PROBLEM DETAILS: Determine the number of lines in these entries that hold the word "ylintä". Give the number and nothing more.

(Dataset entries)
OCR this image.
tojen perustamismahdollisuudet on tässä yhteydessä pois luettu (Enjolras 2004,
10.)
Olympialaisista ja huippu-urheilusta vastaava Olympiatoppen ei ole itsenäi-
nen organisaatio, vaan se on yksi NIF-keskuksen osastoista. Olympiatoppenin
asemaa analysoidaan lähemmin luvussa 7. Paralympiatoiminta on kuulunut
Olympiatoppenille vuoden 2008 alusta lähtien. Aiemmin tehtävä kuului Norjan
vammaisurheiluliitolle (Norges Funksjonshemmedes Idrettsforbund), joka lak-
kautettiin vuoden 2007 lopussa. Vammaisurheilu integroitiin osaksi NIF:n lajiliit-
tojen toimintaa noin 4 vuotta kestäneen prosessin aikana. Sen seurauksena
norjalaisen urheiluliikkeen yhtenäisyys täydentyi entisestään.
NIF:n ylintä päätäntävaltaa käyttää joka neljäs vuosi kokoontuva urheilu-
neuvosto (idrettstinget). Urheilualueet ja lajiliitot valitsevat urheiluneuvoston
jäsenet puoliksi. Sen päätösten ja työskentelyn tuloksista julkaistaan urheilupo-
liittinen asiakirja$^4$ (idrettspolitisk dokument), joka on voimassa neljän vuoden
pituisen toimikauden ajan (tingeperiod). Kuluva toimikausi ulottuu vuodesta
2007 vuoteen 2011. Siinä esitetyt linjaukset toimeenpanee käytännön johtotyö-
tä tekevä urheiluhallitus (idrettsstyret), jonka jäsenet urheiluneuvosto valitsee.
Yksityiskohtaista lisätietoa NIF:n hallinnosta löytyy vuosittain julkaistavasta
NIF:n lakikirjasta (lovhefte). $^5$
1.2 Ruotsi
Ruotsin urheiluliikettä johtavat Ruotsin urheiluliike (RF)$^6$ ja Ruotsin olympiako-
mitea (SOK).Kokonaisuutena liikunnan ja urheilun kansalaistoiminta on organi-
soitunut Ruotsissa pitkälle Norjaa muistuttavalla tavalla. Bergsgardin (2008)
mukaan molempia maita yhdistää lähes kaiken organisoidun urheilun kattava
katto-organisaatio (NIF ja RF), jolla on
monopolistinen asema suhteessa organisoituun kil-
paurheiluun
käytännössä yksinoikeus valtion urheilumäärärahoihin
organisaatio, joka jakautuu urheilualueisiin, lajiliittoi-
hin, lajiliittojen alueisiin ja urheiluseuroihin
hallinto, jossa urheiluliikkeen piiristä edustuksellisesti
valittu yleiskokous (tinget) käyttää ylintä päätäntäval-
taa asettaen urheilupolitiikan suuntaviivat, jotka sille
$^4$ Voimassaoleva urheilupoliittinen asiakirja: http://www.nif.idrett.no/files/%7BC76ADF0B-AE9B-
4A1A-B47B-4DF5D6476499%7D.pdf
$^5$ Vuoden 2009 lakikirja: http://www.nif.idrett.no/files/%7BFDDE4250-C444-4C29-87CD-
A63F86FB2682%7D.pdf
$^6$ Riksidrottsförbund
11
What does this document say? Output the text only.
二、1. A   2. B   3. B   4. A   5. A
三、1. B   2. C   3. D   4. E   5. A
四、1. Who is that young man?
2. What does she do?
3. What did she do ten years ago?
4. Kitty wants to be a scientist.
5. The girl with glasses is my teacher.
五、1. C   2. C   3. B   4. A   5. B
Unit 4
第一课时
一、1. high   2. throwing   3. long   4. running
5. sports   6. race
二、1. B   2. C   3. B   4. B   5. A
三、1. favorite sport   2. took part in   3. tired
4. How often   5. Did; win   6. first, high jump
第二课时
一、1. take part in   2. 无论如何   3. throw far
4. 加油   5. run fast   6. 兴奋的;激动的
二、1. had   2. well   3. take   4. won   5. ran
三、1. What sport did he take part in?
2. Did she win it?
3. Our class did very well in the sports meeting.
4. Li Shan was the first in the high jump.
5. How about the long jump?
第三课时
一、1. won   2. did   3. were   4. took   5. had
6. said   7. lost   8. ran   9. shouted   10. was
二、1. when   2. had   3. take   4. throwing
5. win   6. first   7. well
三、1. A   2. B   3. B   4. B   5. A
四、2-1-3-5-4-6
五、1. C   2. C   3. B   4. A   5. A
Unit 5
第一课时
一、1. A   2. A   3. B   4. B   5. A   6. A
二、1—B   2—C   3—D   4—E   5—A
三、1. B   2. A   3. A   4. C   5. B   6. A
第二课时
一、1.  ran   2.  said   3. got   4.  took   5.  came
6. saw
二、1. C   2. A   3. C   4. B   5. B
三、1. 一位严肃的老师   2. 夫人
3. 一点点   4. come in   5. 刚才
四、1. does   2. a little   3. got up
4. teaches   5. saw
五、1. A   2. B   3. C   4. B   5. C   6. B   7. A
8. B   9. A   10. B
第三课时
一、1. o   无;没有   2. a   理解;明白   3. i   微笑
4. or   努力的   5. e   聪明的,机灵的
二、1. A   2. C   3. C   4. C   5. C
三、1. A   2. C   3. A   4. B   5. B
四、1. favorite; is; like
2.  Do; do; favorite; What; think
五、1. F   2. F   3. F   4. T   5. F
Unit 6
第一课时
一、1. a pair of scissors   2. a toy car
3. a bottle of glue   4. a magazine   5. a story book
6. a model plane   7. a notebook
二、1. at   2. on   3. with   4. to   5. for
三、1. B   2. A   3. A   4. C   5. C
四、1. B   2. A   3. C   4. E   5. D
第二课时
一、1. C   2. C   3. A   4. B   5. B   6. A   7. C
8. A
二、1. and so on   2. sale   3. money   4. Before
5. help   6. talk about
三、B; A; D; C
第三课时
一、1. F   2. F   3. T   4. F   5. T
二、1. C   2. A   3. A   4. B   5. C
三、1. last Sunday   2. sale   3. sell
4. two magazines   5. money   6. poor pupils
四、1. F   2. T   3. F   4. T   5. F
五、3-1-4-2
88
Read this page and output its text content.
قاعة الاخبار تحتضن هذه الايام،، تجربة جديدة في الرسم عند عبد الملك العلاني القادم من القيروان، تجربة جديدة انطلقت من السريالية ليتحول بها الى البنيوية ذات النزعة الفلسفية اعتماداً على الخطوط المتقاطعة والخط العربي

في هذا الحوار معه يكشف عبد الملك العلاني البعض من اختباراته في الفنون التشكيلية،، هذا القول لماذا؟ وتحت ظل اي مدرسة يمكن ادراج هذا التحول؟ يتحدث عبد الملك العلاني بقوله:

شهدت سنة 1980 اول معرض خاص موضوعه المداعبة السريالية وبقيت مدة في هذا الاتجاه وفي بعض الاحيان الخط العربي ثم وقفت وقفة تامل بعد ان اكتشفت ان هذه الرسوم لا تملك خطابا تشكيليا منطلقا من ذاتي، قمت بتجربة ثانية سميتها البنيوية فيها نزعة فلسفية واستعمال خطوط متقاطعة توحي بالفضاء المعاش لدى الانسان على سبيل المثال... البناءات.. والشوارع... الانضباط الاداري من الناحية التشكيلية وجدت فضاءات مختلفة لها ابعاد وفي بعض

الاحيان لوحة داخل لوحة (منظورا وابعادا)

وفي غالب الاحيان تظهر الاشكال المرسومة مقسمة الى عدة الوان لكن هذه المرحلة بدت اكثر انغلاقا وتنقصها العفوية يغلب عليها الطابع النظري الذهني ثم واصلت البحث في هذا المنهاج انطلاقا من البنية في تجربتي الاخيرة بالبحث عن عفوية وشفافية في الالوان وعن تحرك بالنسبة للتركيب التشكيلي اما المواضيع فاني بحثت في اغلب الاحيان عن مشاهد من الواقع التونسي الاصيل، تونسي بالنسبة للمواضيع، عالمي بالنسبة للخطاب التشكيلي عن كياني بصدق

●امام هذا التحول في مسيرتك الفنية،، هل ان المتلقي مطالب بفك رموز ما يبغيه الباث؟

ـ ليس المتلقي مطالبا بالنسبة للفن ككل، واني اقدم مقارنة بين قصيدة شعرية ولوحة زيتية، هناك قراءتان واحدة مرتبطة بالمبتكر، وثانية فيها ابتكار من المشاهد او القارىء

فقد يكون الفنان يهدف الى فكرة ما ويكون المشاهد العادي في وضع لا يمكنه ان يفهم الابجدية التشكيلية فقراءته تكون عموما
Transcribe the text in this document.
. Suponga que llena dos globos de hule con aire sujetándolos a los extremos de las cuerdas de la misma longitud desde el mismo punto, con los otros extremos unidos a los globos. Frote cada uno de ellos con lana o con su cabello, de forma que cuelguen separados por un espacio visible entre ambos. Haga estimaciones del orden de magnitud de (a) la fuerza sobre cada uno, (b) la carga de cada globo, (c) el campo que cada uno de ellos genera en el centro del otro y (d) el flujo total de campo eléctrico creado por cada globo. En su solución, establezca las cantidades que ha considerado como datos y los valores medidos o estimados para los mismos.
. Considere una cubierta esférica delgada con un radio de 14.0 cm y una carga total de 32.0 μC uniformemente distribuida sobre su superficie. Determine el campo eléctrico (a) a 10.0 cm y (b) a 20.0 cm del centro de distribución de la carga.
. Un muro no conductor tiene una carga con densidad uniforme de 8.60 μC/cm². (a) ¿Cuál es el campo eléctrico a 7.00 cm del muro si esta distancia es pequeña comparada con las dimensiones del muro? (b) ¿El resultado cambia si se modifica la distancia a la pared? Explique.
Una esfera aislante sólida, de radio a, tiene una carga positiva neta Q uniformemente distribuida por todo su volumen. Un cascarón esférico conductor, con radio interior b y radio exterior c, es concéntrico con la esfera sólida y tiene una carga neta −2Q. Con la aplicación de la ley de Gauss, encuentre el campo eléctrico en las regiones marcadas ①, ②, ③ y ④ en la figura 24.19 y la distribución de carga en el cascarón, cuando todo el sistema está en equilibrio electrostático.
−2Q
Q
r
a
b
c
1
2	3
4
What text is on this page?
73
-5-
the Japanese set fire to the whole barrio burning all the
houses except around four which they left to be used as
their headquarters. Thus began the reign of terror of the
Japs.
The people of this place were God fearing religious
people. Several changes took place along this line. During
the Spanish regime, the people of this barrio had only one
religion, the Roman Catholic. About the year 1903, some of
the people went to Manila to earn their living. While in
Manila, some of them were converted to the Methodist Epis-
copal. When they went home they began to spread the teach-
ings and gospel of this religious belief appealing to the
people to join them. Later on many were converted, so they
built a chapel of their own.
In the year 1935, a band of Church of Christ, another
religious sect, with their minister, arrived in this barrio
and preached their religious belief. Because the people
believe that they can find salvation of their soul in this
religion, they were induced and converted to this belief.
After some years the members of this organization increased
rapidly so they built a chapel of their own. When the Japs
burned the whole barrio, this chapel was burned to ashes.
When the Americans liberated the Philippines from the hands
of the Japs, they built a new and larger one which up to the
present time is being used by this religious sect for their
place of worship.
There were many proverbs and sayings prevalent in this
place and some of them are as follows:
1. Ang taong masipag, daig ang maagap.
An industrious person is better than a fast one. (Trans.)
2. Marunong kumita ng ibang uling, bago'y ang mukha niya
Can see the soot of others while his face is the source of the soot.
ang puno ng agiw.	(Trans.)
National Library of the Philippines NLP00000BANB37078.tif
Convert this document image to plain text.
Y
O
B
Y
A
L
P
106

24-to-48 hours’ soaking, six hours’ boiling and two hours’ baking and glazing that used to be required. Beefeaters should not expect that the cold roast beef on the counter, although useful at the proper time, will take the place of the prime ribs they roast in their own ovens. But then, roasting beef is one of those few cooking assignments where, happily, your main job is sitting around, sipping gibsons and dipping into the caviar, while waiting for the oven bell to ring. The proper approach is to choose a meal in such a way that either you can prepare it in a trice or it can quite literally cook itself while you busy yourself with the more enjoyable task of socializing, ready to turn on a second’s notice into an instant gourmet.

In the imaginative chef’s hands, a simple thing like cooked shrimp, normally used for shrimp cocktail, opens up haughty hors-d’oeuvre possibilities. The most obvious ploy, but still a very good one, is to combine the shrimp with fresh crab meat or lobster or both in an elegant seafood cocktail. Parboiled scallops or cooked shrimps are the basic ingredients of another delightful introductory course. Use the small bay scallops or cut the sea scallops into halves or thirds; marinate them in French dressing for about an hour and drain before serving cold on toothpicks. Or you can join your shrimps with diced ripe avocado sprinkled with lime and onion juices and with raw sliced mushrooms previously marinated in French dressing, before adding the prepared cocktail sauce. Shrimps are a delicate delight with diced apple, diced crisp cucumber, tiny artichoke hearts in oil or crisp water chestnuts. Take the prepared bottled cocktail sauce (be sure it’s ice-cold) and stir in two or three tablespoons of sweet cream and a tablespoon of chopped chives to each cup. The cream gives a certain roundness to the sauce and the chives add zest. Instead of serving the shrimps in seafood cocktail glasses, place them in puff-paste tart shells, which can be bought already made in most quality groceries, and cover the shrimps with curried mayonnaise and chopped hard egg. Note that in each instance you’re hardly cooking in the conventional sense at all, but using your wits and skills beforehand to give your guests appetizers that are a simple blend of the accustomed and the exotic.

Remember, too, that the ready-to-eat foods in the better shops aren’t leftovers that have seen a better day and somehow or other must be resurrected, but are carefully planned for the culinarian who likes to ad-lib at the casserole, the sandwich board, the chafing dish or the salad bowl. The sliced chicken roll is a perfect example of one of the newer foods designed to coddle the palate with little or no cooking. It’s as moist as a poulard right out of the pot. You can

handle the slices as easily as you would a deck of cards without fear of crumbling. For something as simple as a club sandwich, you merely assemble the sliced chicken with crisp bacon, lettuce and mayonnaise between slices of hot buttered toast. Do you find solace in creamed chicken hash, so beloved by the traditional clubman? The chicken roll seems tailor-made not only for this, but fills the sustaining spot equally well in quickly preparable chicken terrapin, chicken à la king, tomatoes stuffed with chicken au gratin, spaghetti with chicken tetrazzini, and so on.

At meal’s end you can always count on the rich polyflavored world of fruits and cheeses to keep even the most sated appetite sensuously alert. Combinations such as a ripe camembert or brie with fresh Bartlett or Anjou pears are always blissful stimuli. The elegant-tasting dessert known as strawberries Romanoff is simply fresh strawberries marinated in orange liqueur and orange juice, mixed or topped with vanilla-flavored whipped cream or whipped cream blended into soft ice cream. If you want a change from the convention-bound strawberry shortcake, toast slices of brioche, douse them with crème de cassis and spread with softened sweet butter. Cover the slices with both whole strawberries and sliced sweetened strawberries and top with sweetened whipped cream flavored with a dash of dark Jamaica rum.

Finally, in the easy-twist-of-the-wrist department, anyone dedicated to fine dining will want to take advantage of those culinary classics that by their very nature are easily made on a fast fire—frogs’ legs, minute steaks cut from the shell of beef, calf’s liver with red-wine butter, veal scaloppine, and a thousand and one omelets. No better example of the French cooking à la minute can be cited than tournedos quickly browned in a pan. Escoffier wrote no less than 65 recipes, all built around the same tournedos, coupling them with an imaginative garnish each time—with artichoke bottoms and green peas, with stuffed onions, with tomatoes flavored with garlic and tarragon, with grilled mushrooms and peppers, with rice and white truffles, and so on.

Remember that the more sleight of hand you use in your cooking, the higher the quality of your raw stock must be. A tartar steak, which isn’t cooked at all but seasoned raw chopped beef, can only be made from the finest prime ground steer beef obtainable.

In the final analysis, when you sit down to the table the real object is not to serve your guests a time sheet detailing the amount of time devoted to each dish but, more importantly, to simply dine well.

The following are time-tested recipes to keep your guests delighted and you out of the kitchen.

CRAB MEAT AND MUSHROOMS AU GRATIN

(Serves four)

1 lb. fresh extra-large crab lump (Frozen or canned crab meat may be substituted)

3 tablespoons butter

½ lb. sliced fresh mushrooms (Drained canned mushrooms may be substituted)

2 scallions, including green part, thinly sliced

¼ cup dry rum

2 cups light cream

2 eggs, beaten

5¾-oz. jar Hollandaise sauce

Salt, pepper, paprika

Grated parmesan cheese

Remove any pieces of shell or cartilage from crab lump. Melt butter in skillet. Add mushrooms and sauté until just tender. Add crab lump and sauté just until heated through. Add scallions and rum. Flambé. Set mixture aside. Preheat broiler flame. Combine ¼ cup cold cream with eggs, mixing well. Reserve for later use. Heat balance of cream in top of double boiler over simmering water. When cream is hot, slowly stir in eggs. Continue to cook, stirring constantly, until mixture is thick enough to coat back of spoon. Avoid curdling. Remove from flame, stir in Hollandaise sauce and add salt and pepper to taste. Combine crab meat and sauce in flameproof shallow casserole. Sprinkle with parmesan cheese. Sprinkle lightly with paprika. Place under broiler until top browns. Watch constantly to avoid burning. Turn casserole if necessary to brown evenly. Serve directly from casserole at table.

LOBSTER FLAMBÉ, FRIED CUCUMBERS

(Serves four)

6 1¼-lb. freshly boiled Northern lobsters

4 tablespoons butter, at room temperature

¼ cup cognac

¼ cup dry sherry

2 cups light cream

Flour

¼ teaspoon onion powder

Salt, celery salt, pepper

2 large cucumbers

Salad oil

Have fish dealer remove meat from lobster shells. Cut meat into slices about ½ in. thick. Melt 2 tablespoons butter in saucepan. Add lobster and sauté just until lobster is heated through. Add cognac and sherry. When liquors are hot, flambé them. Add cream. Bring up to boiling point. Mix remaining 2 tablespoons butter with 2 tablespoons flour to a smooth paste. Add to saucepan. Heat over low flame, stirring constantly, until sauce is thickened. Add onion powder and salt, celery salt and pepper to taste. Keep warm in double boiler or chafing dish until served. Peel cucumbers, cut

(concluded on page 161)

EXERCISE ANSWER: 2